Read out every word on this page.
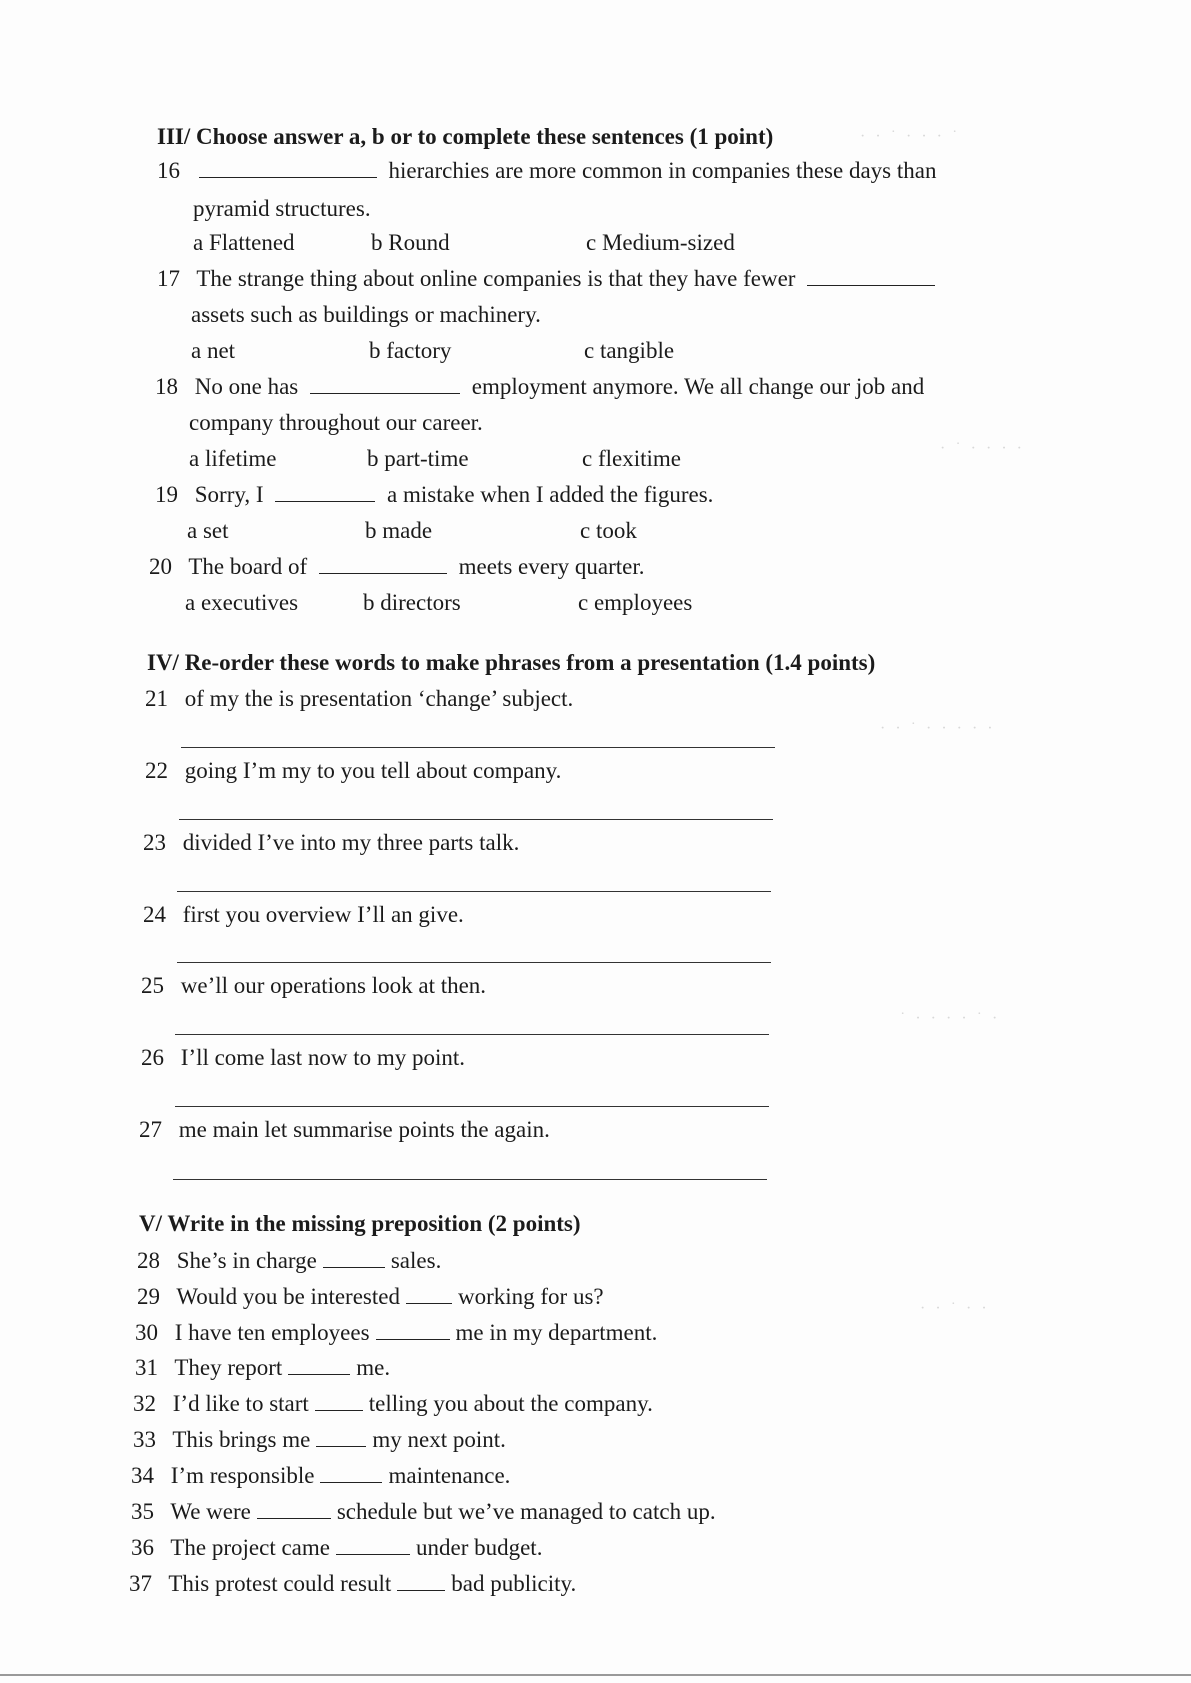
III/ Choose answer a, b or to complete these sentences (1 point)
16	hierarchies are more common in companies these days than
pyramid structures.
a Flattened	b Round	c Medium-sized
17 The strange thing about online companies is that they have fewer
assets such as buildings or machinery.
a net	b factory	c tangible
18 No one has	employment anymore. We all change our job and
company throughout our career.
a lifetime	b part-time	c flexitime
19 Sorry, I	a mistake when I added the figures.
a set	b made	c took
20 The board of	meets every quarter.
a executives	b directors	c employees
IV/ Re-order these words to make phrases from a presentation (1.4 points)
21 of my the is presentation ‘change’ subject.
22 going I’m my to you tell about company.
23 divided I’ve into my three parts talk.
24 first you overview I’ll an give.
25 we’ll our operations look at then.
26 I’ll come last now to my point.
27 me main let summarise points the again.
V/ Write in the missing preposition (2 points)
28 She’s in charge	sales.
29 Would you be interested	working for us?
30 I have ten employees	me in my department.
31 They report	me.
32 I’d like to start	telling you about the company.
33 This brings me	my next point.
34 I’m responsible	maintenance.
35 We were	schedule but we’ve managed to catch up.
36 The project came	under budget.
37 This protest could result	bad publicity.
· · ˙ · · · ˙
· ˙ · · · ·
· · ˙ · · · · ·
˙ · · · · ˙ ·
· · ˙ · ·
^^^^^^^^
**REQUEST**
Repeat the listing verbatim. Skip the pictures.

**TASK RESULT**
Read out every word on this page.
III/ Choose answer a, b or to complete these sentences (1 point)
16	hierarchies are more common in companies these days than
pyramid structures.
a Flattened	b Round	c Medium-sized
17 The strange thing about online companies is that they have fewer
assets such as buildings or machinery.
a net	b factory	c tangible
18 No one has	employment anymore. We all change our job and
company throughout our career.
a lifetime	b part-time	c flexitime
19 Sorry, I	a mistake when I added the figures.
a set	b made	c took
20 The board of	meets every quarter.
a executives	b directors	c employees
IV/ Re-order these words to make phrases from a presentation (1.4 points)
21 of my the is presentation ‘change’ subject.
22 going I’m my to you tell about company.
23 divided I’ve into my three parts talk.
24 first you overview I’ll an give.
25 we’ll our operations look at then.
26 I’ll come last now to my point.
27 me main let summarise points the again.
V/ Write in the missing preposition (2 points)
28 She’s in charge	sales.
29 Would you be interested	working for us?
30 I have ten employees	me in my department.
31 They report	me.
32 I’d like to start	telling you about the company.
33 This brings me	my next point.
34 I’m responsible	maintenance.
35 We were	schedule but we’ve managed to catch up.
36 The project came	under budget.
37 This protest could result	bad publicity.
· · ˙ · · · ˙
· ˙ · · · ·
· · ˙ · · · · ·
˙ · · · · ˙ ·
· · ˙ · ·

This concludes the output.